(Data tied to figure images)
┏━━

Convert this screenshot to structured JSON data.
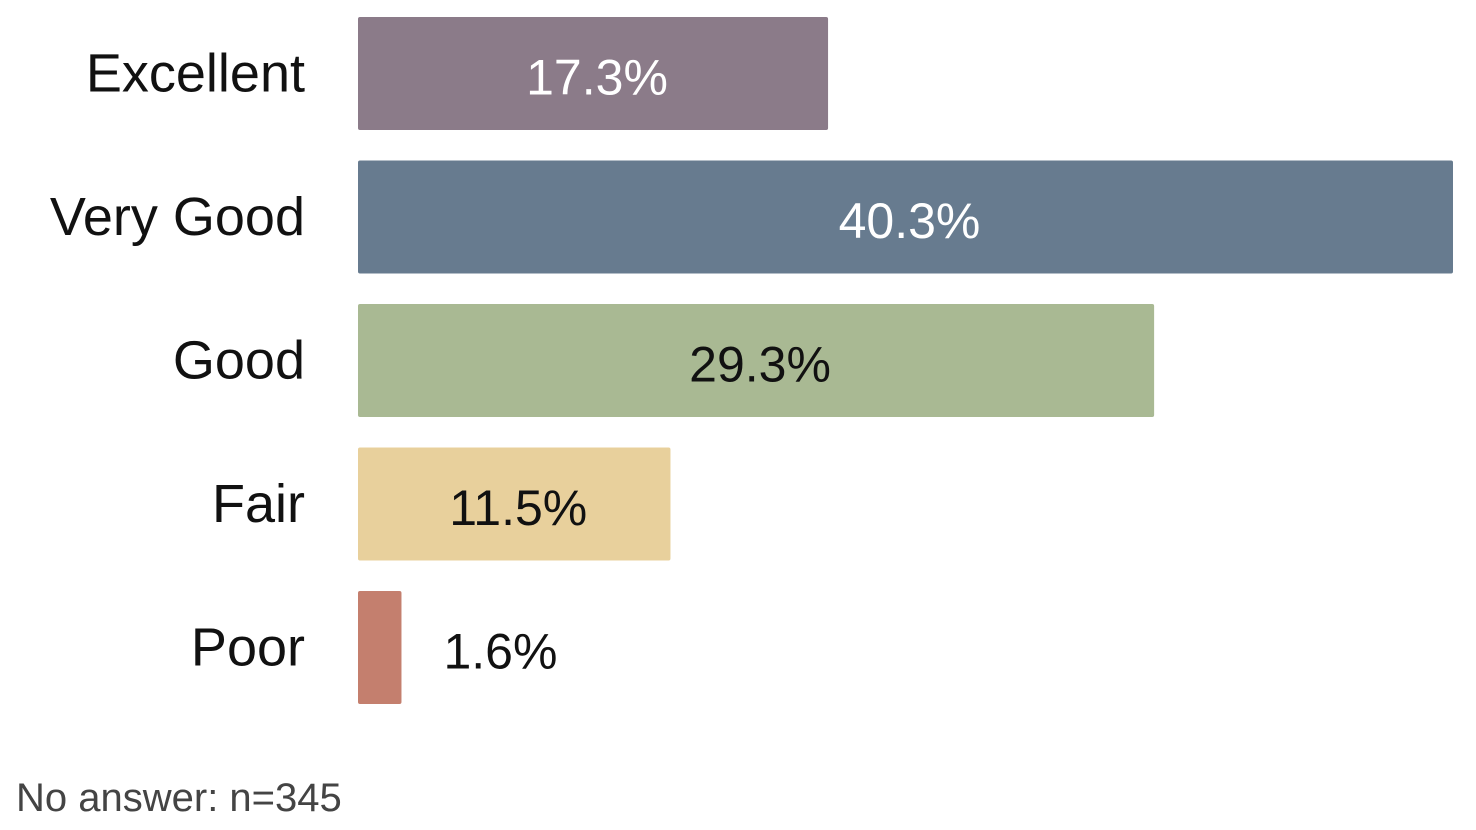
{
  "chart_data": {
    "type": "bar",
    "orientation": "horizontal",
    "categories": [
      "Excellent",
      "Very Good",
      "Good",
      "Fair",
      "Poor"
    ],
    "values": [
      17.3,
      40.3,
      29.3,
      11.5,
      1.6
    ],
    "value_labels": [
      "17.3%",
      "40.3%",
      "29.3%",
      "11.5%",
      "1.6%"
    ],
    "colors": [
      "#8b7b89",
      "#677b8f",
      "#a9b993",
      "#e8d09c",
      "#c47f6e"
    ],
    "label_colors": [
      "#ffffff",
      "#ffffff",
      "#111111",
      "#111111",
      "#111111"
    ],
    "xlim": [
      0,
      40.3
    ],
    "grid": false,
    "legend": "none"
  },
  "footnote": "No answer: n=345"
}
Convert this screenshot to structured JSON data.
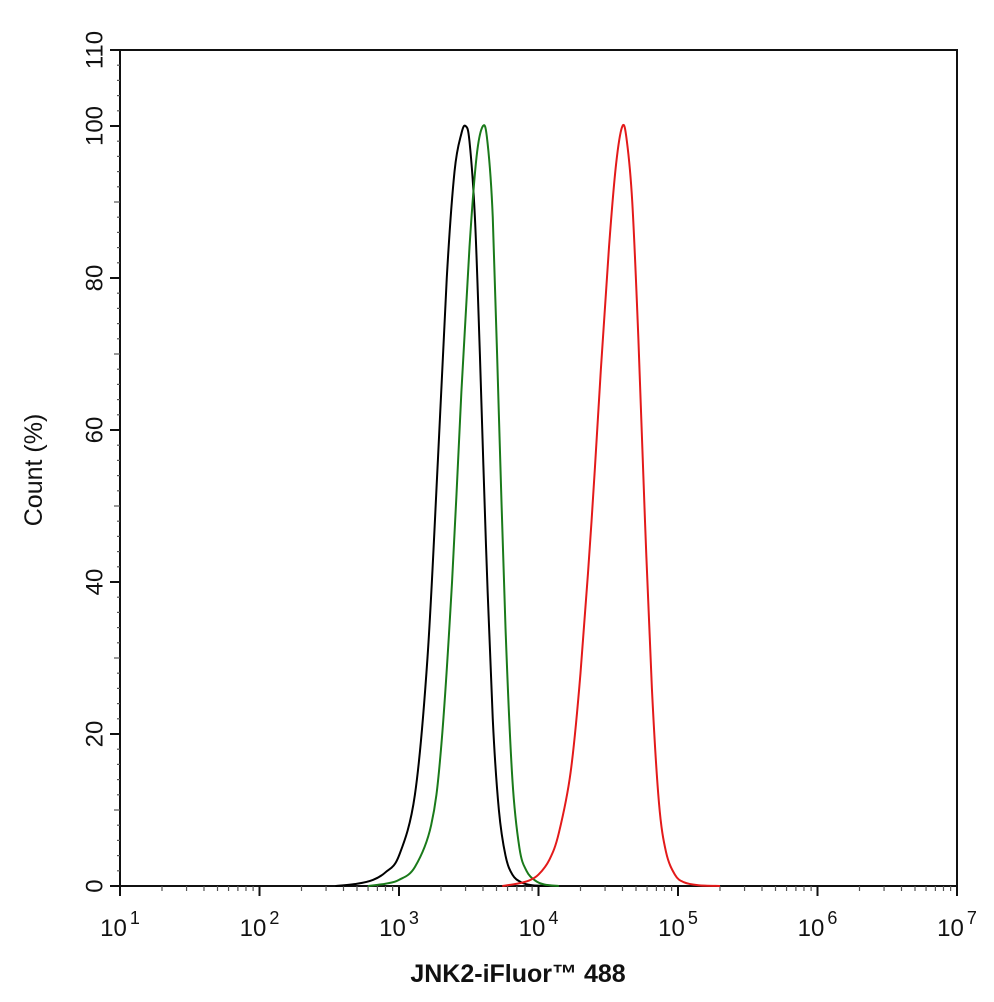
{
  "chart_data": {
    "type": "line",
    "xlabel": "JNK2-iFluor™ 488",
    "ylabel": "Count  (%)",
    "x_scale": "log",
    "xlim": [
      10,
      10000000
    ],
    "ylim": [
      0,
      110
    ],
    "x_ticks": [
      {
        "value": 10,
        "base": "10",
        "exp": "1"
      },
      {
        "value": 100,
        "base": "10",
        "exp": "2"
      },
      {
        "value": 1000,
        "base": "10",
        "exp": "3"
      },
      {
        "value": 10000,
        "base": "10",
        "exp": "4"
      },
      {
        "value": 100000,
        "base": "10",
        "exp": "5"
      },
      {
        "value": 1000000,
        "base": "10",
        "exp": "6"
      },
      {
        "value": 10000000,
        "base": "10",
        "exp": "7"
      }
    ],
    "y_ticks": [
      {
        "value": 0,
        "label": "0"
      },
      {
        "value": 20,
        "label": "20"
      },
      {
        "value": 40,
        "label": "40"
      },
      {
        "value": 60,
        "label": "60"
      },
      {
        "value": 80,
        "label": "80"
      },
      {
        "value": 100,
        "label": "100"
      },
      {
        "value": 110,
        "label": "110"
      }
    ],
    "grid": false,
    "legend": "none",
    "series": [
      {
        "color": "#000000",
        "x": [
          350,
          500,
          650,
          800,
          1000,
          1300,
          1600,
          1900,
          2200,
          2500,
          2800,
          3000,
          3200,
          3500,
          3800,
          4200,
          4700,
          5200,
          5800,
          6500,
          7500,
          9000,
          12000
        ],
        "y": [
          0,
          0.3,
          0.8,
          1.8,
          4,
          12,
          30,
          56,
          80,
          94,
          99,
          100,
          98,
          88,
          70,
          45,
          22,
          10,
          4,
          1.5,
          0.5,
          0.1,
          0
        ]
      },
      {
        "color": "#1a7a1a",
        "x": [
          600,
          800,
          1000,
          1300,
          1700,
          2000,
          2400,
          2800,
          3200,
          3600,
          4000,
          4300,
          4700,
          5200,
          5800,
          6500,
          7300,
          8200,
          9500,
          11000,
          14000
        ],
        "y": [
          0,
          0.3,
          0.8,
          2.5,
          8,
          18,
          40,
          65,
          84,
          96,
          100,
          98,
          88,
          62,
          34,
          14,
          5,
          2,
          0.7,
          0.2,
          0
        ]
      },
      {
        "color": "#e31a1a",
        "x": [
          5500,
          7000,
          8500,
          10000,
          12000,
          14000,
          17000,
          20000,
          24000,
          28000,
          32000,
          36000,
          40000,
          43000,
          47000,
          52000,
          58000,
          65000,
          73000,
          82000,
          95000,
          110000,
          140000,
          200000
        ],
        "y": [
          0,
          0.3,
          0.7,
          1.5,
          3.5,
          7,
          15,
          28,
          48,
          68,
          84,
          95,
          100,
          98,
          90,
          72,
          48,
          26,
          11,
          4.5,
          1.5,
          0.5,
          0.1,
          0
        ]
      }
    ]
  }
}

┗━━

**Instructions for the task**
Leaving the pictures aside, transcribe the entire listing exactly.

**Response to this task**
Convert this screenshot to structured JSON data.
{
  "chart_data": {
    "type": "bar",
    "orientation": "horizontal",
    "categories": [
      "Excellent",
      "Very Good",
      "Good",
      "Fair",
      "Poor"
    ],
    "values": [
      17.3,
      40.3,
      29.3,
      11.5,
      1.6
    ],
    "value_labels": [
      "17.3%",
      "40.3%",
      "29.3%",
      "11.5%",
      "1.6%"
    ],
    "colors": [
      "#8b7b89",
      "#677b8f",
      "#a9b993",
      "#e8d09c",
      "#c47f6e"
    ],
    "label_colors": [
      "#ffffff",
      "#ffffff",
      "#111111",
      "#111111",
      "#111111"
    ],
    "xlim": [
      0,
      40.3
    ],
    "grid": false,
    "legend": "none"
  },
  "footnote": "No answer: n=345"
}
Convert this screenshot to structured JSON data.
{
  "chart_data": {
    "type": "line",
    "xlabel": "JNK2-iFluor™ 488",
    "ylabel": "Count  (%)",
    "x_scale": "log",
    "xlim": [
      10,
      10000000
    ],
    "ylim": [
      0,
      110
    ],
    "x_ticks": [
      {
        "value": 10,
        "base": "10",
        "exp": "1"
      },
      {
        "value": 100,
        "base": "10",
        "exp": "2"
      },
      {
        "value": 1000,
        "base": "10",
        "exp": "3"
      },
      {
        "value": 10000,
        "base": "10",
        "exp": "4"
      },
      {
        "value": 100000,
        "base": "10",
        "exp": "5"
      },
      {
        "value": 1000000,
        "base": "10",
        "exp": "6"
      },
      {
        "value": 10000000,
        "base": "10",
        "exp": "7"
      }
    ],
    "y_ticks": [
      {
        "value": 0,
        "label": "0"
      },
      {
        "value": 20,
        "label": "20"
      },
      {
        "value": 40,
        "label": "40"
      },
      {
        "value": 60,
        "label": "60"
      },
      {
        "value": 80,
        "label": "80"
      },
      {
        "value": 100,
        "label": "100"
      },
      {
        "value": 110,
        "label": "110"
      }
    ],
    "grid": false,
    "legend": "none",
    "series": [
      {
        "color": "#000000",
        "x": [
          350,
          500,
          650,
          800,
          1000,
          1300,
          1600,
          1900,
          2200,
          2500,
          2800,
          3000,
          3200,
          3500,
          3800,
          4200,
          4700,
          5200,
          5800,
          6500,
          7500,
          9000,
          12000
        ],
        "y": [
          0,
          0.3,
          0.8,
          1.8,
          4,
          12,
          30,
          56,
          80,
          94,
          99,
          100,
          98,
          88,
          70,
          45,
          22,
          10,
          4,
          1.5,
          0.5,
          0.1,
          0
        ]
      },
      {
        "color": "#1a7a1a",
        "x": [
          600,
          800,
          1000,
          1300,
          1700,
          2000,
          2400,
          2800,
          3200,
          3600,
          4000,
          4300,
          4700,
          5200,
          5800,
          6500,
          7300,
          8200,
          9500,
          11000,
          14000
        ],
        "y": [
          0,
          0.3,
          0.8,
          2.5,
          8,
          18,
          40,
          65,
          84,
          96,
          100,
          98,
          88,
          62,
          34,
          14,
          5,
          2,
          0.7,
          0.2,
          0
        ]
      },
      {
        "color": "#e31a1a",
        "x": [
          5500,
          7000,
          8500,
          10000,
          12000,
          14000,
          17000,
          20000,
          24000,
          28000,
          32000,
          36000,
          40000,
          43000,
          47000,
          52000,
          58000,
          65000,
          73000,
          82000,
          95000,
          110000,
          140000,
          200000
        ],
        "y": [
          0,
          0.3,
          0.7,
          1.5,
          3.5,
          7,
          15,
          28,
          48,
          68,
          84,
          95,
          100,
          98,
          90,
          72,
          48,
          26,
          11,
          4.5,
          1.5,
          0.5,
          0.1,
          0
        ]
      }
    ]
  }
}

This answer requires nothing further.